■ **WRITTEN EXERCISE**
Gather each line of the records where "other" appears.

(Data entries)
__________
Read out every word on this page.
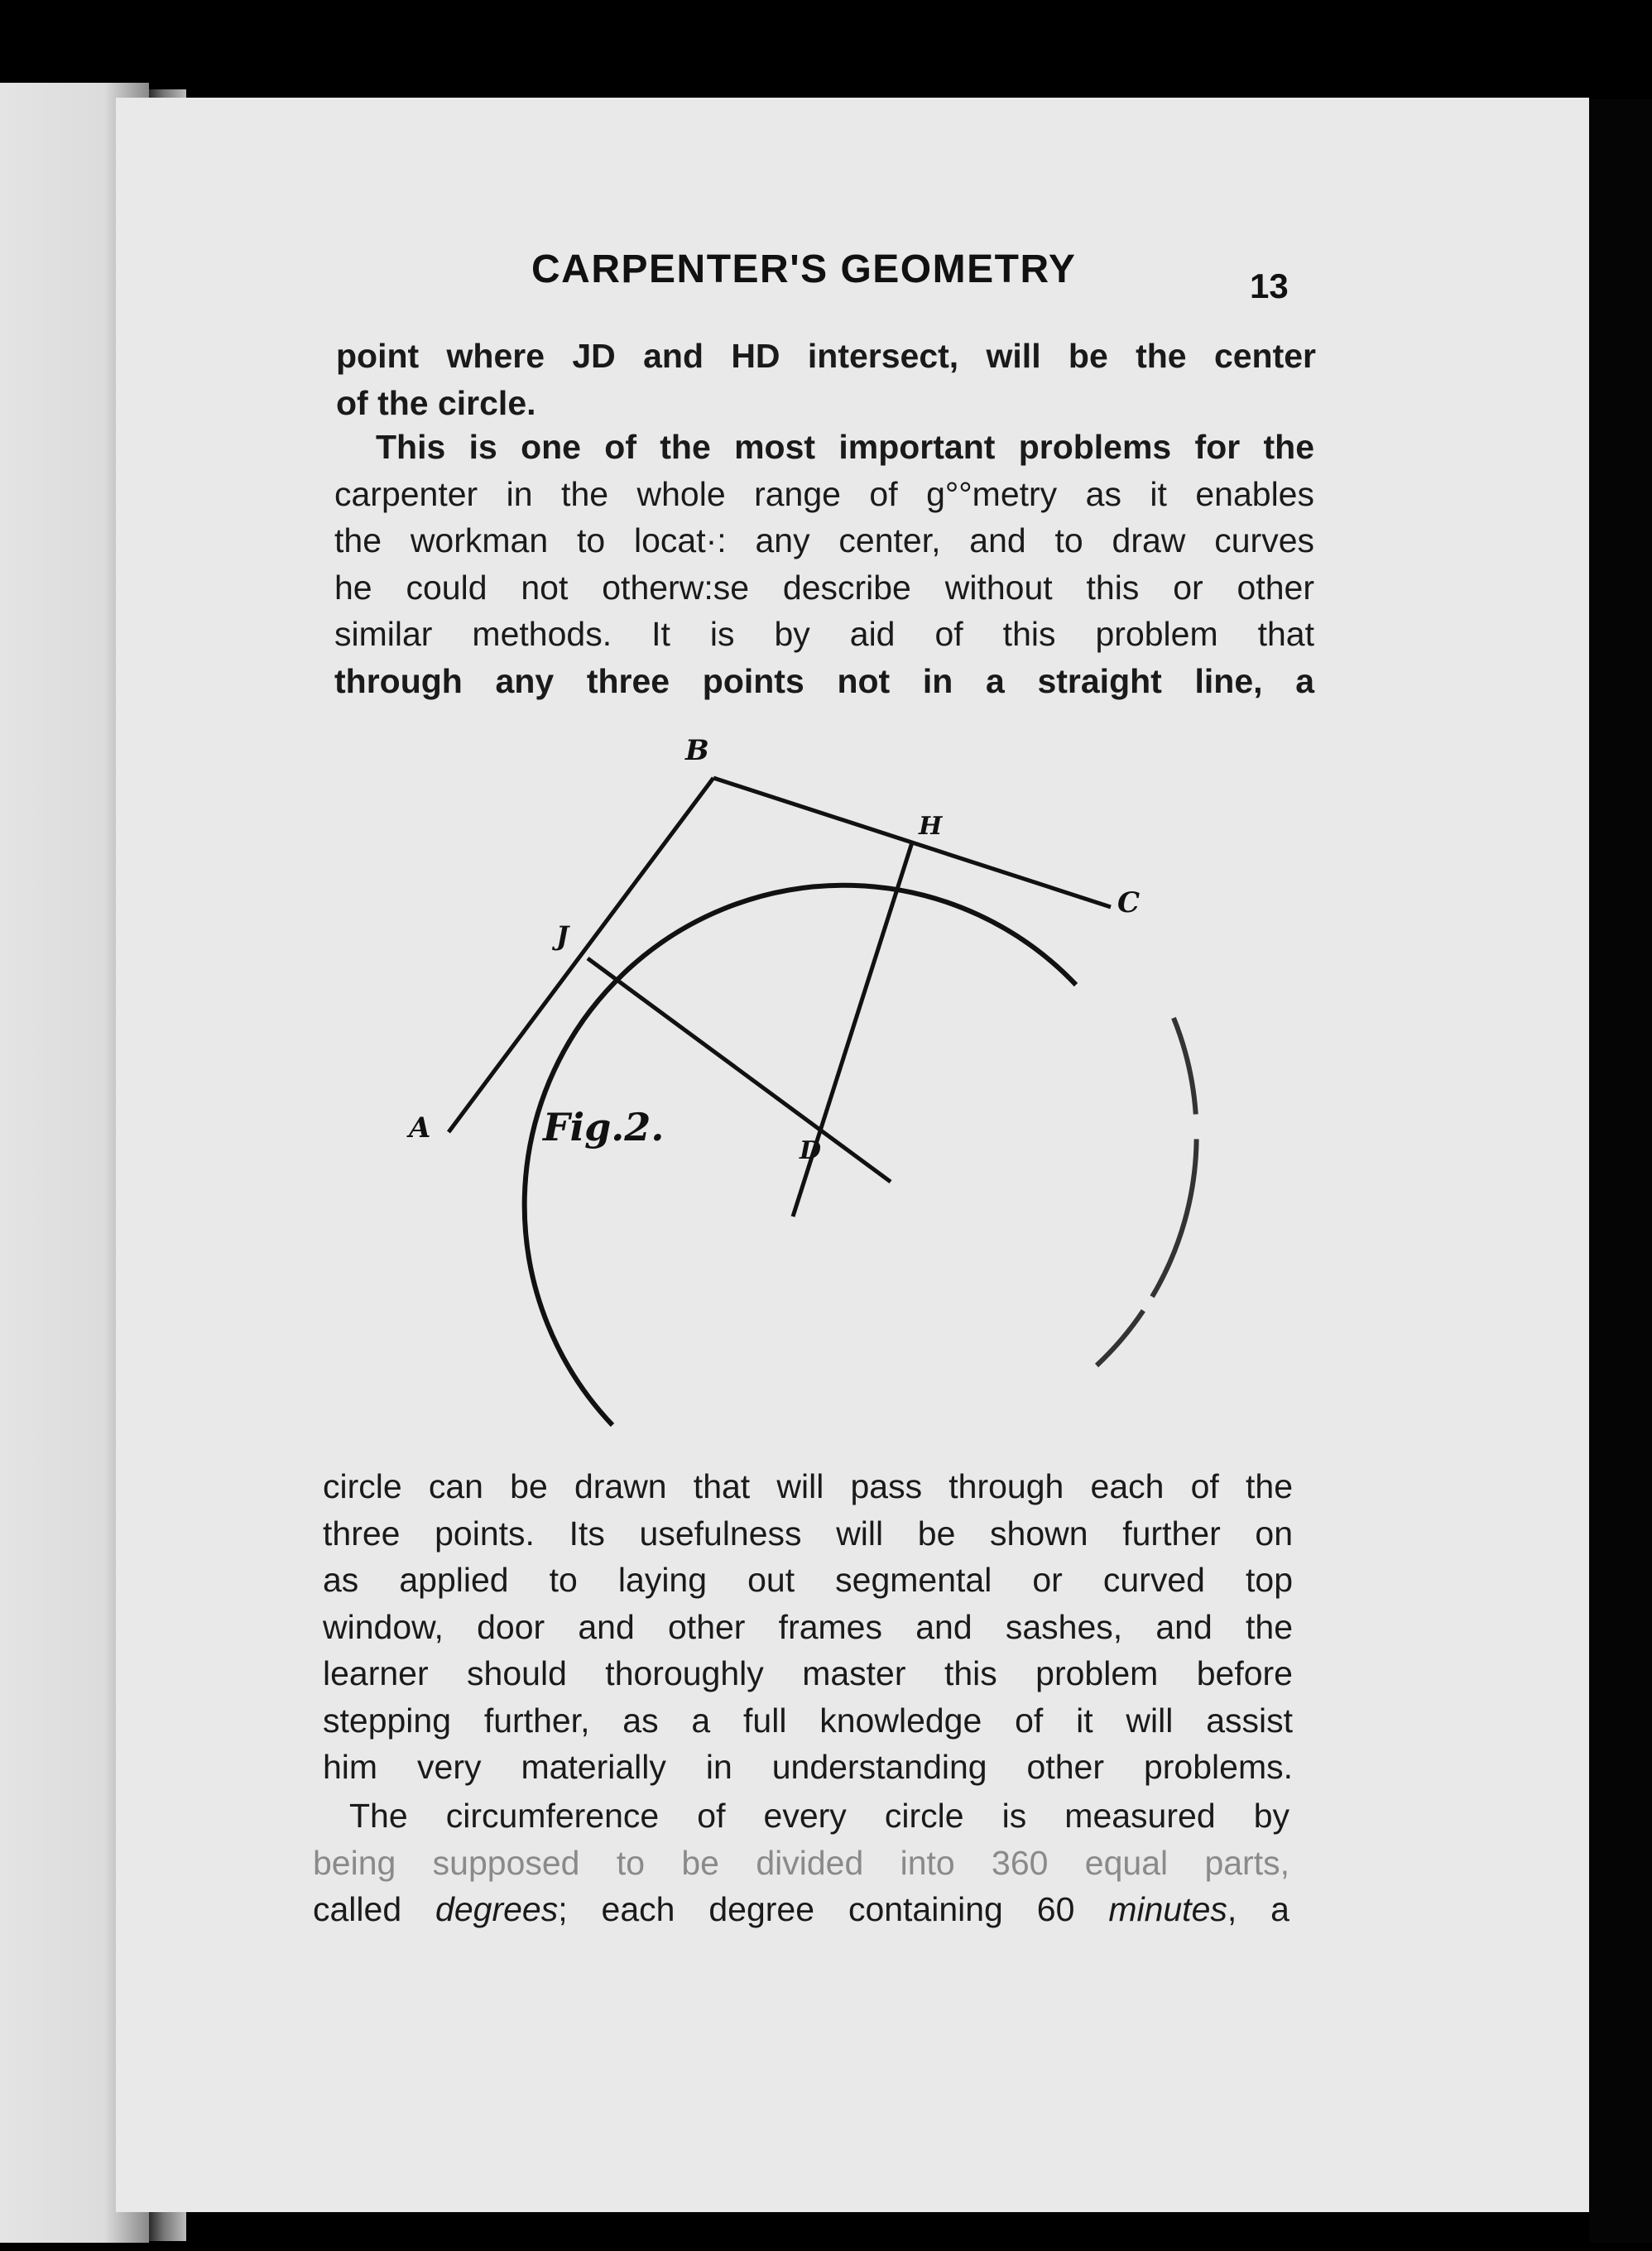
CARPENTER'S GEOMETRY	13
point where JD and HD intersect, will be the center
of the circle.
This is one of the most important problems for the
carpenter in the whole range of g°°metry as it enables
the workman to locat·: any center, and to draw curves
he could not otherw:se describe without this or other
similar methods. It is by aid of this problem that
through any three points not in a straight line, a
B
H
C
J
A
D
Fig.2.
circle can be drawn that will pass through each of the
three points. Its usefulness will be shown further on
as applied to laying out segmental or curved top
window, door and other frames and sashes, and the
learner should thoroughly master this problem before
stepping further, as a full knowledge of it will assist
him very materially in understanding other problems.
The circumference of every circle is measured by
being supposed to be divided into 360 equal parts,
called degrees; each degree containing 60 minutes, a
__________
■ **ANSWER FOR THE TASK**
he could not otherw:se describe without this or other
window, door and other frames and sashes, and the
him very materially in understanding other problems.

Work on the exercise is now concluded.